Would you output the whole listing below, exactly as it reads?

----

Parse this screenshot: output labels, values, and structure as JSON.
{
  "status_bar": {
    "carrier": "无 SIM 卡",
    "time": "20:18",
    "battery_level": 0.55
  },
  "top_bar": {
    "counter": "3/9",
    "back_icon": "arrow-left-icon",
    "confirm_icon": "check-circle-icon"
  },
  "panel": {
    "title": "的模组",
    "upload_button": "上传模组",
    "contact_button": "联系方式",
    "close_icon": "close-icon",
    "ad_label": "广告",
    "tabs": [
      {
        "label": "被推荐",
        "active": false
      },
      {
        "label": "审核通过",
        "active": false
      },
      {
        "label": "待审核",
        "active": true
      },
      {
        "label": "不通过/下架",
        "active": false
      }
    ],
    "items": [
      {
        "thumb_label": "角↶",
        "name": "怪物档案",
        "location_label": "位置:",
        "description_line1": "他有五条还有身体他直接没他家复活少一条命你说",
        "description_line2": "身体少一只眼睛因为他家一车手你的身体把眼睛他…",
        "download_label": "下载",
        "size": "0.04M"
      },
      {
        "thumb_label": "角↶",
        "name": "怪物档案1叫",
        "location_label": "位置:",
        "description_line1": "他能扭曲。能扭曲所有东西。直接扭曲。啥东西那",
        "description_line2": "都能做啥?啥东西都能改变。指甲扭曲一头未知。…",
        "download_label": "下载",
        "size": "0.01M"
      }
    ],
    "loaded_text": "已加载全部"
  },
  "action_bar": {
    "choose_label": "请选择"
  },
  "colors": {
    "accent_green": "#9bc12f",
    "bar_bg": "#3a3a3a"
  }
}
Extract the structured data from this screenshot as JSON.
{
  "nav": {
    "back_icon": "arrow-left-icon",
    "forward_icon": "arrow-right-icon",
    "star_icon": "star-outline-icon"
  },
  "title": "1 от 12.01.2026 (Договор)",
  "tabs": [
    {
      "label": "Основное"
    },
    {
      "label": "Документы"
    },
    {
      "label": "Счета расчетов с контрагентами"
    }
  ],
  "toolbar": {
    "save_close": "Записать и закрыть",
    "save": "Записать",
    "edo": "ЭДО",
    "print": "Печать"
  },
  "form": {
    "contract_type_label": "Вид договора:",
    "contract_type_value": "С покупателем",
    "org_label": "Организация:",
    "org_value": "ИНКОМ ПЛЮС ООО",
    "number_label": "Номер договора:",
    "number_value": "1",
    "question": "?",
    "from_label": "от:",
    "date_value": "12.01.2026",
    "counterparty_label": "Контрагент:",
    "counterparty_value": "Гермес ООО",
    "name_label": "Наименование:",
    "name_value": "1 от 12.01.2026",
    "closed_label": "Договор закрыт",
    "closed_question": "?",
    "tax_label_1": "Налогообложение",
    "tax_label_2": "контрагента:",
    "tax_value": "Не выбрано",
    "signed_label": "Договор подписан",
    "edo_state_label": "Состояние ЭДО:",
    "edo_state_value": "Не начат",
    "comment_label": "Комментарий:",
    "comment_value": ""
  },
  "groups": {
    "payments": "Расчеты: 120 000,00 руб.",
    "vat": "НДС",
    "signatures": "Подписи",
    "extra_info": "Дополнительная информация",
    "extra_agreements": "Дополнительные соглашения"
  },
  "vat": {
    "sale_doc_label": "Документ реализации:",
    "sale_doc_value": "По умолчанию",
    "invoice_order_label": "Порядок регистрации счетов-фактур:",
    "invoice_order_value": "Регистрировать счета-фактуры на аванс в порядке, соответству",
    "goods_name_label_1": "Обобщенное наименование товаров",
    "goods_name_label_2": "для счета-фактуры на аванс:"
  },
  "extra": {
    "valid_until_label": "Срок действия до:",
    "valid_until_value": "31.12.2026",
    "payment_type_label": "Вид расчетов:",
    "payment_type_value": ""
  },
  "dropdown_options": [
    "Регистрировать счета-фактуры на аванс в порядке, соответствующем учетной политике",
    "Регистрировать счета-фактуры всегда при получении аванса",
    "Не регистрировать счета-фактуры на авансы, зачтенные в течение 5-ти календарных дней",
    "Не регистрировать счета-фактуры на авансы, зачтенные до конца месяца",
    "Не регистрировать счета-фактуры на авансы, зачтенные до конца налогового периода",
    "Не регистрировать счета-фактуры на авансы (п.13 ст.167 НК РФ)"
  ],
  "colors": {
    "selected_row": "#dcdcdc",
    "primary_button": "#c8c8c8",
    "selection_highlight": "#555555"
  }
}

----

Written solution >>
Parse this screenshot: output labels, values, and structure as JSON.
{
  "status_bar": {
    "carrier": "无 SIM 卡",
    "time": "20:18",
    "battery_level": 0.55
  },
  "top_bar": {
    "counter": "3/9",
    "back_icon": "arrow-left-icon",
    "confirm_icon": "check-circle-icon"
  },
  "panel": {
    "title": "的模组",
    "upload_button": "上传模组",
    "contact_button": "联系方式",
    "close_icon": "close-icon",
    "ad_label": "广告",
    "tabs": [
      {
        "label": "被推荐",
        "active": false
      },
      {
        "label": "审核通过",
        "active": false
      },
      {
        "label": "待审核",
        "active": true
      },
      {
        "label": "不通过/下架",
        "active": false
      }
    ],
    "items": [
      {
        "thumb_label": "角↶",
        "name": "怪物档案",
        "location_label": "位置:",
        "description_line1": "他有五条还有身体他直接没他家复活少一条命你说",
        "description_line2": "身体少一只眼睛因为他家一车手你的身体把眼睛他…",
        "download_label": "下载",
        "size": "0.04M"
      },
      {
        "thumb_label": "角↶",
        "name": "怪物档案1叫",
        "location_label": "位置:",
        "description_line1": "他能扭曲。能扭曲所有东西。直接扭曲。啥东西那",
        "description_line2": "都能做啥?啥东西都能改变。指甲扭曲一头未知。…",
        "download_label": "下载",
        "size": "0.01M"
      }
    ],
    "loaded_text": "已加载全部"
  },
  "action_bar": {
    "choose_label": "请选择"
  },
  "colors": {
    "accent_green": "#9bc12f",
    "bar_bg": "#3a3a3a"
  }
}
Extract the structured data from this screenshot as JSON.
{
  "nav": {
    "back_icon": "arrow-left-icon",
    "forward_icon": "arrow-right-icon",
    "star_icon": "star-outline-icon"
  },
  "title": "1 от 12.01.2026 (Договор)",
  "tabs": [
    {
      "label": "Основное"
    },
    {
      "label": "Документы"
    },
    {
      "label": "Счета расчетов с контрагентами"
    }
  ],
  "toolbar": {
    "save_close": "Записать и закрыть",
    "save": "Записать",
    "edo": "ЭДО",
    "print": "Печать"
  },
  "form": {
    "contract_type_label": "Вид договора:",
    "contract_type_value": "С покупателем",
    "org_label": "Организация:",
    "org_value": "ИНКОМ ПЛЮС ООО",
    "number_label": "Номер договора:",
    "number_value": "1",
    "question": "?",
    "from_label": "от:",
    "date_value": "12.01.2026",
    "counterparty_label": "Контрагент:",
    "counterparty_value": "Гермес ООО",
    "name_label": "Наименование:",
    "name_value": "1 от 12.01.2026",
    "closed_label": "Договор закрыт",
    "closed_question": "?",
    "tax_label_1": "Налогообложение",
    "tax_label_2": "контрагента:",
    "tax_value": "Не выбрано",
    "signed_label": "Договор подписан",
    "edo_state_label": "Состояние ЭДО:",
    "edo_state_value": "Не начат",
    "comment_label": "Комментарий:",
    "comment_value": ""
  },
  "groups": {
    "payments": "Расчеты: 120 000,00 руб.",
    "vat": "НДС",
    "signatures": "Подписи",
    "extra_info": "Дополнительная информация",
    "extra_agreements": "Дополнительные соглашения"
  },
  "vat": {
    "sale_doc_label": "Документ реализации:",
    "sale_doc_value": "По умолчанию",
    "invoice_order_label": "Порядок регистрации счетов-фактур:",
    "invoice_order_value": "Регистрировать счета-фактуры на аванс в порядке, соответству",
    "goods_name_label_1": "Обобщенное наименование товаров",
    "goods_name_label_2": "для счета-фактуры на аванс:"
  },
  "extra": {
    "valid_until_label": "Срок действия до:",
    "valid_until_value": "31.12.2026",
    "payment_type_label": "Вид расчетов:",
    "payment_type_value": ""
  },
  "dropdown_options": [
    "Регистрировать счета-фактуры на аванс в порядке, соответствующем учетной политике",
    "Регистрировать счета-фактуры всегда при получении аванса",
    "Не регистрировать счета-фактуры на авансы, зачтенные в течение 5-ти календарных дней",
    "Не регистрировать счета-фактуры на авансы, зачтенные до конца месяца",
    "Не регистрировать счета-фактуры на авансы, зачтенные до конца налогового периода",
    "Не регистрировать счета-фактуры на авансы (п.13 ст.167 НК РФ)"
  ],
  "colors": {
    "selected_row": "#dcdcdc",
    "primary_button": "#c8c8c8",
    "selection_highlight": "#555555"
  }
}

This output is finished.